WHAT IS BEING ASKED
Of all the lines in the records below, how many hold the word "JSON"? Give the number alone.

(Data entries for graphics)
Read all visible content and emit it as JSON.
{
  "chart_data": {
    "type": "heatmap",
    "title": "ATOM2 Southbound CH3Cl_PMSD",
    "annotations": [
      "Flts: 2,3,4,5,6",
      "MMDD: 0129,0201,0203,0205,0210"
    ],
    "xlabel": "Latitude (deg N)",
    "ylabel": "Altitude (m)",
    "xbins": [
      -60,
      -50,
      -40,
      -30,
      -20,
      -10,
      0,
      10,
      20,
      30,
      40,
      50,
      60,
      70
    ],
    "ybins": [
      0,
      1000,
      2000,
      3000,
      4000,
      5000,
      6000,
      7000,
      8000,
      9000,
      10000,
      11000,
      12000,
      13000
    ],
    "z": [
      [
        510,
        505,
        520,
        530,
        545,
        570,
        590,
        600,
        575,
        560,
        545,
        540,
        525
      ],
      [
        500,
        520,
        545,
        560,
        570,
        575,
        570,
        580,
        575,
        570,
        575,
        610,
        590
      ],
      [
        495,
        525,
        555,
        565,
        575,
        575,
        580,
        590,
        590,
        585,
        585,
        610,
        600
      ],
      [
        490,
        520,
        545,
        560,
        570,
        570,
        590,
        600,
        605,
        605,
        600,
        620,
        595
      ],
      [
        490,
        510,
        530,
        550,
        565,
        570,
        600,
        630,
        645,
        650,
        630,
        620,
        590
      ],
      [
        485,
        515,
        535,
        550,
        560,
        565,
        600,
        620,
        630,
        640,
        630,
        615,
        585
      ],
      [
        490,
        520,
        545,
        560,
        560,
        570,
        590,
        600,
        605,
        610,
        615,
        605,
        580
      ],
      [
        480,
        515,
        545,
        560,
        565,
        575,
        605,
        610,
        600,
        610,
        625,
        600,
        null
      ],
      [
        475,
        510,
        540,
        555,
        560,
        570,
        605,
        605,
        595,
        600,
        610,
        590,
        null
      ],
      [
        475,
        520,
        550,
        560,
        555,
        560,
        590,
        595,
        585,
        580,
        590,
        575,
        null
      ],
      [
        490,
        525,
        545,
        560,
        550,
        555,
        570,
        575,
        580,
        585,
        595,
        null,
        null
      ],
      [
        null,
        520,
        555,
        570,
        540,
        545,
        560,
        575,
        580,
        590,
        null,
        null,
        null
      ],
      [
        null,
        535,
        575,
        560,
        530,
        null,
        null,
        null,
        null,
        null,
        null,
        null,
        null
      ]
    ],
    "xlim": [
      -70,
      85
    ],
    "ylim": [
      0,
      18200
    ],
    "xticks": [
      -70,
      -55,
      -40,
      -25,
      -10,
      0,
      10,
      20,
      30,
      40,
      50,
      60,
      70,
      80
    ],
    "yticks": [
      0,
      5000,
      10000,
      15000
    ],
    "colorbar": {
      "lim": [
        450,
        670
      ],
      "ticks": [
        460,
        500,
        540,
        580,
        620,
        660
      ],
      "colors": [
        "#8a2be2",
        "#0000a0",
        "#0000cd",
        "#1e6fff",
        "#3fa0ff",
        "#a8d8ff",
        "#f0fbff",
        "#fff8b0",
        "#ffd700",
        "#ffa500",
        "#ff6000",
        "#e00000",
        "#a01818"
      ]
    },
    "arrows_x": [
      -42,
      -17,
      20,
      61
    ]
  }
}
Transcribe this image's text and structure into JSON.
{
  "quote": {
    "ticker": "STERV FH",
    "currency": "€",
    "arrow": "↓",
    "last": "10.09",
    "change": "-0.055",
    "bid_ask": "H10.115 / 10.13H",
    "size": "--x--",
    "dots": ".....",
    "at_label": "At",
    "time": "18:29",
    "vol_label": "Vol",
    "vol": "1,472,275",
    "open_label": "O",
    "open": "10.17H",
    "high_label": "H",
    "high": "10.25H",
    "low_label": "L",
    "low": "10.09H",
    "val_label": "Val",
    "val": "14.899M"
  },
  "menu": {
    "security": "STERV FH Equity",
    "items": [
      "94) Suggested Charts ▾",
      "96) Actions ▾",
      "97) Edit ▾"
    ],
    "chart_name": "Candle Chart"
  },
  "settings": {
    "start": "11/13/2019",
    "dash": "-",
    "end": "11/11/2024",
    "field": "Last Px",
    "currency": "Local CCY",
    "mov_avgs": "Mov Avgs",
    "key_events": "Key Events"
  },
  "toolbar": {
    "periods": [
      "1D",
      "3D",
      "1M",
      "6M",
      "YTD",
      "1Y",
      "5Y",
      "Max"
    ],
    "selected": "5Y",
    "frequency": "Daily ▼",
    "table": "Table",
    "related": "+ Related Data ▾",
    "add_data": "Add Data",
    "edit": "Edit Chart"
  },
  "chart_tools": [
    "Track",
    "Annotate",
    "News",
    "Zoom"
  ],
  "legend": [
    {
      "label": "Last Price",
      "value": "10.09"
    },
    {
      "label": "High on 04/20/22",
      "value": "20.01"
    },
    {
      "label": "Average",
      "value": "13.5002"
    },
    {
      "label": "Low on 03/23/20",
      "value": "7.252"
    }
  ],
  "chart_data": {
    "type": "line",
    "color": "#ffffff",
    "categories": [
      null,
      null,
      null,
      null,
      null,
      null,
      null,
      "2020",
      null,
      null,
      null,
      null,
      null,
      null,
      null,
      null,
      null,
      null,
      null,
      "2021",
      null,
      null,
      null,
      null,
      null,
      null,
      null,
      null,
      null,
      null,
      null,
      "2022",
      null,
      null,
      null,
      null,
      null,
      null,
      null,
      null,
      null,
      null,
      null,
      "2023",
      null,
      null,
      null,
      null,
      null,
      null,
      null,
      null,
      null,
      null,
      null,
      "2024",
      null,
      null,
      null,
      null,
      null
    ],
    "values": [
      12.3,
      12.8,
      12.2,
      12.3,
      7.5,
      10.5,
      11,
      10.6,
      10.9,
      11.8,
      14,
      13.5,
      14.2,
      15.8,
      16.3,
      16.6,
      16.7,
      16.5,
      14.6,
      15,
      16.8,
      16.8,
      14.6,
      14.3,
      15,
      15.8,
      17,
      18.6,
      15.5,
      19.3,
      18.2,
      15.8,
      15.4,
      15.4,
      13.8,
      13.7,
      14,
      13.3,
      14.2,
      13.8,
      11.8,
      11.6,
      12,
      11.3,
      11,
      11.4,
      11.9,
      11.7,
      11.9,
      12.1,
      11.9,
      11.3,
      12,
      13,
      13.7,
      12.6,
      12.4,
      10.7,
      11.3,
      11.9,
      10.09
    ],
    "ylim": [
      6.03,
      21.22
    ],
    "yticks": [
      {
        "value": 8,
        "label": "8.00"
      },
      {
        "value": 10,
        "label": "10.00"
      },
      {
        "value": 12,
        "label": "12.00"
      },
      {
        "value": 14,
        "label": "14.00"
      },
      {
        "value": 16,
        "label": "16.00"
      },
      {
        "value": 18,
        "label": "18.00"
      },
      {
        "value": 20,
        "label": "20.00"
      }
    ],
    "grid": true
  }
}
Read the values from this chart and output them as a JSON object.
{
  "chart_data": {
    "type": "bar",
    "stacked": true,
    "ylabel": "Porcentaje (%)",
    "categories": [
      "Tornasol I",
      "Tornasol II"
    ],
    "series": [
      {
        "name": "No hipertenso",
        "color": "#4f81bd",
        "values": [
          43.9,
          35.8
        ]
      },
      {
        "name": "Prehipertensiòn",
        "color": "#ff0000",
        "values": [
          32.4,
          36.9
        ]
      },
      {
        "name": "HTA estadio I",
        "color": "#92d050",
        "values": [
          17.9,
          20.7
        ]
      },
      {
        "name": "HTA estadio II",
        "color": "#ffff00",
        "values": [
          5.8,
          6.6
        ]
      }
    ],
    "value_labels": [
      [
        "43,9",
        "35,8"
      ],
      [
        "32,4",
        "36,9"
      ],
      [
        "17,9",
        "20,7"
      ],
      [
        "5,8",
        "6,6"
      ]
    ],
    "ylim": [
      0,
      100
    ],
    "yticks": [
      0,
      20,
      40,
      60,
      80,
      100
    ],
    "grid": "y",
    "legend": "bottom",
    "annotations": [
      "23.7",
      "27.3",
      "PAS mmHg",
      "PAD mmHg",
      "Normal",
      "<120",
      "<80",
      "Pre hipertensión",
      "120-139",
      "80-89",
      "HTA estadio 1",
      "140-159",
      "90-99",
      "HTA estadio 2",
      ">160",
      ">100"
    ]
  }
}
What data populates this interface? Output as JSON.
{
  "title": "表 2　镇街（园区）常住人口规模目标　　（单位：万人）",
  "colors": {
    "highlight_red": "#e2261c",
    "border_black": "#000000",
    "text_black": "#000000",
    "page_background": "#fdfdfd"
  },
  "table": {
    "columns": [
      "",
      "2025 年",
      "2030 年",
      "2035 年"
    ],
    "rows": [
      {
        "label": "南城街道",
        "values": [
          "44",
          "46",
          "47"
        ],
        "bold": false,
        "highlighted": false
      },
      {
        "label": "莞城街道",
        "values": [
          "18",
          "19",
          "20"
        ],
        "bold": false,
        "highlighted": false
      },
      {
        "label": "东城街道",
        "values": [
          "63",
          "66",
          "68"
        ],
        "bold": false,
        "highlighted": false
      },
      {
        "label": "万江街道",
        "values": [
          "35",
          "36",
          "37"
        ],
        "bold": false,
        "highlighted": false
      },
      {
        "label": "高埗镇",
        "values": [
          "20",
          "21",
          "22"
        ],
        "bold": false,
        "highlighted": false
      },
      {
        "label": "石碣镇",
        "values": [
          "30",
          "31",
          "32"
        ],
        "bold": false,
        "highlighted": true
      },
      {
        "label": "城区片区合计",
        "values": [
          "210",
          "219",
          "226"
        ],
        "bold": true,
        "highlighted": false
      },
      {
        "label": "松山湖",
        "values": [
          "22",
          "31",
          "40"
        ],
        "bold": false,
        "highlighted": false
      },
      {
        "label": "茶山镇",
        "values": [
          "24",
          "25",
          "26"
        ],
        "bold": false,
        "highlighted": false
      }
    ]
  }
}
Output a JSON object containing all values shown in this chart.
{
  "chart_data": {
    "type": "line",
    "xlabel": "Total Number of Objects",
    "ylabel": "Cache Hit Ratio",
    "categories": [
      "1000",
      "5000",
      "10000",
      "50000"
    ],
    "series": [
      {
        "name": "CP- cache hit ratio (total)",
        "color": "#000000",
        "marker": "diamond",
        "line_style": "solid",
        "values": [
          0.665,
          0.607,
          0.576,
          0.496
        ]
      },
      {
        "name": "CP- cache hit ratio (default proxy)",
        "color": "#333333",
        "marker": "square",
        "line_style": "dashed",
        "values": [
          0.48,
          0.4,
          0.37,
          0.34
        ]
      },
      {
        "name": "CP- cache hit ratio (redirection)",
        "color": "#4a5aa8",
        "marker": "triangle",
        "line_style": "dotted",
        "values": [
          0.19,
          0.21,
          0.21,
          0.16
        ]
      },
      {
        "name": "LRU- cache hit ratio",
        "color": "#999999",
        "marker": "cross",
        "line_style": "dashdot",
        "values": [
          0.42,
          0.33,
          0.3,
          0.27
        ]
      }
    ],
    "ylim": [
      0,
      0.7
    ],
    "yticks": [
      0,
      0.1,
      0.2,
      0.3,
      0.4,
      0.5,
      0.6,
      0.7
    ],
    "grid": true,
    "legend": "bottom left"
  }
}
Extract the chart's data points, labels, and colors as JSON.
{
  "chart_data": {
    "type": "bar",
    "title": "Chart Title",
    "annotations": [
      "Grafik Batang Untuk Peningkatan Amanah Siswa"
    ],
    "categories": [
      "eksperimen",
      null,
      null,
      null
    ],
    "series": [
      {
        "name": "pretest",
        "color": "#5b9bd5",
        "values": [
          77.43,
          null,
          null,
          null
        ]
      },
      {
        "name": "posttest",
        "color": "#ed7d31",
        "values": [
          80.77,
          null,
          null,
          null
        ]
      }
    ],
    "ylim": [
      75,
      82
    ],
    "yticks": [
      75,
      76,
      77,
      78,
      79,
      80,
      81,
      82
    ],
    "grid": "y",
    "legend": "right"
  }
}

RESULT OF THE TASK
6